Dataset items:
==========
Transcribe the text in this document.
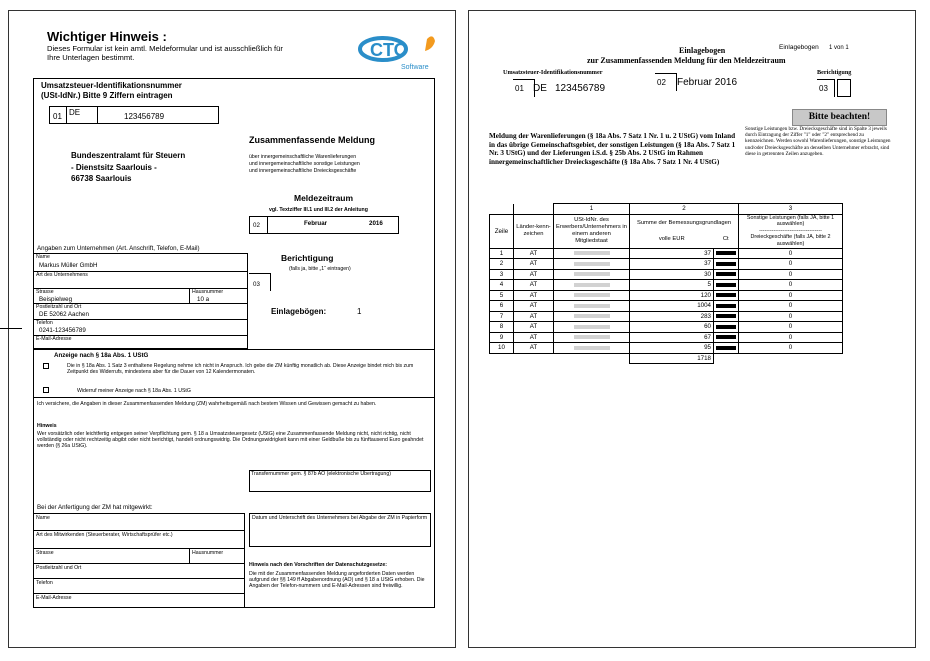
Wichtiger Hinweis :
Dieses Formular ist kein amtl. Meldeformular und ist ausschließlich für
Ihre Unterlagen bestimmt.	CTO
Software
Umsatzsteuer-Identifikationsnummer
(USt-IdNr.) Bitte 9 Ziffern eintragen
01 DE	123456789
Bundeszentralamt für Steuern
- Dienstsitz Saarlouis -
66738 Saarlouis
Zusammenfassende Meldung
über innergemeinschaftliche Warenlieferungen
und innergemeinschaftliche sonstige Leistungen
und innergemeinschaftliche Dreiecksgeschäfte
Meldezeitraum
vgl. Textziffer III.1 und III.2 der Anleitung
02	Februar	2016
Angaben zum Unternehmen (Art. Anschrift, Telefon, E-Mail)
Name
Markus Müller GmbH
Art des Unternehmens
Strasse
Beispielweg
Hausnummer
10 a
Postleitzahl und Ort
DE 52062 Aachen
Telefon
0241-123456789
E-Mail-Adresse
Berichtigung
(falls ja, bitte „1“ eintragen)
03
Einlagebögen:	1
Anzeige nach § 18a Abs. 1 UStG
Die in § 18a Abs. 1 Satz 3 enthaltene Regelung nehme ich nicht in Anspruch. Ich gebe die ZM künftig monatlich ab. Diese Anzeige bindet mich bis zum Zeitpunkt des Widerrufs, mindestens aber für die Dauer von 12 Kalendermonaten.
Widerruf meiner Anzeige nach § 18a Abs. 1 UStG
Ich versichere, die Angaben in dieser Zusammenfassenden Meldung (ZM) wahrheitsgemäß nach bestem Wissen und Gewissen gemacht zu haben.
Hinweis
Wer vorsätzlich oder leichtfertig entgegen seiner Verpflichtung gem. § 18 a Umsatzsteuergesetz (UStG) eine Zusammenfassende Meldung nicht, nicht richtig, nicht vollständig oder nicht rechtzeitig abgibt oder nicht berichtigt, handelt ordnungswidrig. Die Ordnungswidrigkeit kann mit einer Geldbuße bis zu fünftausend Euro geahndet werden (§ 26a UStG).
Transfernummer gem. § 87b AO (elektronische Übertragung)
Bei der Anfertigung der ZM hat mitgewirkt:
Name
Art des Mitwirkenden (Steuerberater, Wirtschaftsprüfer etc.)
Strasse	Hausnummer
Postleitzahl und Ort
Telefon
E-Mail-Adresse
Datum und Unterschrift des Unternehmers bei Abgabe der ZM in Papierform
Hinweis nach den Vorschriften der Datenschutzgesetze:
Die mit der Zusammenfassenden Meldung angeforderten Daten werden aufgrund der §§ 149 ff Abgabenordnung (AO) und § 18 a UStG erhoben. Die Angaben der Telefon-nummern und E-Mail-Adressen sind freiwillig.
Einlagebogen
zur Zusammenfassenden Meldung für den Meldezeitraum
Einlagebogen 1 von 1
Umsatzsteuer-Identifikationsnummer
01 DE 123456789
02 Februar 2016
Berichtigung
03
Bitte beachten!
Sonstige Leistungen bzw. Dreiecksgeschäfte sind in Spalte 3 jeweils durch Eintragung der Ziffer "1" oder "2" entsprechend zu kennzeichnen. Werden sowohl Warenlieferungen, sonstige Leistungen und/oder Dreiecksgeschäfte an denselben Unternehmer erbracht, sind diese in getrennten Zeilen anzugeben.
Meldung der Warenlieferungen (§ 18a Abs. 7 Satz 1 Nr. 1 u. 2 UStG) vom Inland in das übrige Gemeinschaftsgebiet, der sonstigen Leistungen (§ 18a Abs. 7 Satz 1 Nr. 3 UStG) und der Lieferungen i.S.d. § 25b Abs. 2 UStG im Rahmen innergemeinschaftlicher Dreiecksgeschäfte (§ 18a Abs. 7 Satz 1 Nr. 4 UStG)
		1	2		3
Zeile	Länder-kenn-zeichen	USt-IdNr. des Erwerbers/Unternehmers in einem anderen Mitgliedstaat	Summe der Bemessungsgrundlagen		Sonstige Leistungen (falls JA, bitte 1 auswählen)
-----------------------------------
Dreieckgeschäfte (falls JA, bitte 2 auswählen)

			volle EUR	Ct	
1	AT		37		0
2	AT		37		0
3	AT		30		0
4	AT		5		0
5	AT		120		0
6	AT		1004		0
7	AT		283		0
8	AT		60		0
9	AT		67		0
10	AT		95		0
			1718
==========
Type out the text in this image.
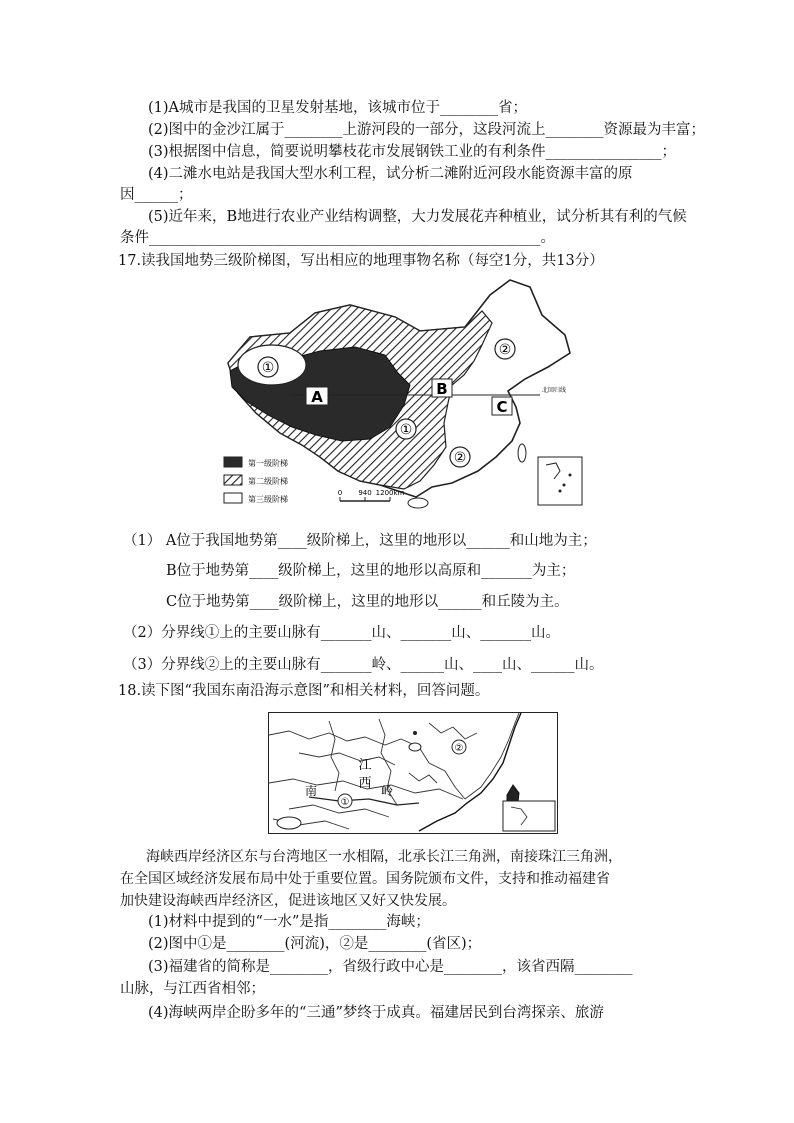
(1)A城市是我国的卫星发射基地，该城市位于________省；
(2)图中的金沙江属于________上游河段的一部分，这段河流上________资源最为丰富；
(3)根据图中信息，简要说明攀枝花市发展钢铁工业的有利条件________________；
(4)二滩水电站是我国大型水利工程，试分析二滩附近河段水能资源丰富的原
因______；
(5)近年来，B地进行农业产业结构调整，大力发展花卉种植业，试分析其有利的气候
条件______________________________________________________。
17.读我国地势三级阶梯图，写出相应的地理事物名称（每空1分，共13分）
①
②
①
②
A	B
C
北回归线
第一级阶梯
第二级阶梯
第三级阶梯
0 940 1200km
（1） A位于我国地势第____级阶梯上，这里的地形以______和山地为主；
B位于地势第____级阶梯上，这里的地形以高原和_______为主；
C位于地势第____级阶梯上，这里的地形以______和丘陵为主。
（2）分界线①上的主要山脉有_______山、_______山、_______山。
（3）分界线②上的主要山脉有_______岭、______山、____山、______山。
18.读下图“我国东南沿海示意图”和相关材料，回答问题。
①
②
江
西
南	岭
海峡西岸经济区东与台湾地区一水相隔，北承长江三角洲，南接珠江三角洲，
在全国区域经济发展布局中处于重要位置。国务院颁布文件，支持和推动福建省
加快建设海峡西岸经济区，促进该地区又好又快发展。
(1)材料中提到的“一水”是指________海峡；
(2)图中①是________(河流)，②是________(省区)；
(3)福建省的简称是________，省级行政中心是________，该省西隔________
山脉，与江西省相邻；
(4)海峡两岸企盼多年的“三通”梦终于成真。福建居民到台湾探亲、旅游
==========
Identify each line in the entries with the word "nicht" and copy it.

Final result »
Die in § 18a Abs. 1 Satz 3 enthaltene Regelung nehme ich nicht in Anspruch. Ich gebe die ZM künftig monatlich ab. Diese Anzeige bindet mich bis zum Zeitpunkt des Widerrufs, mindestens aber für die Dauer von 12 Kalendermonaten.
Wer vorsätzlich oder leichtfertig entgegen seiner Verpflichtung gem. § 18 a Umsatzsteuergesetz (UStG) eine Zusammenfassende Meldung nicht, nicht richtig, nicht vollständig oder nicht rechtzeitig abgibt oder nicht berichtigt, handelt ordnungswidrig. Die Ordnungswidrigkeit kann mit einer Geldbuße bis zu fünftausend Euro geahndet werden (§ 26a UStG).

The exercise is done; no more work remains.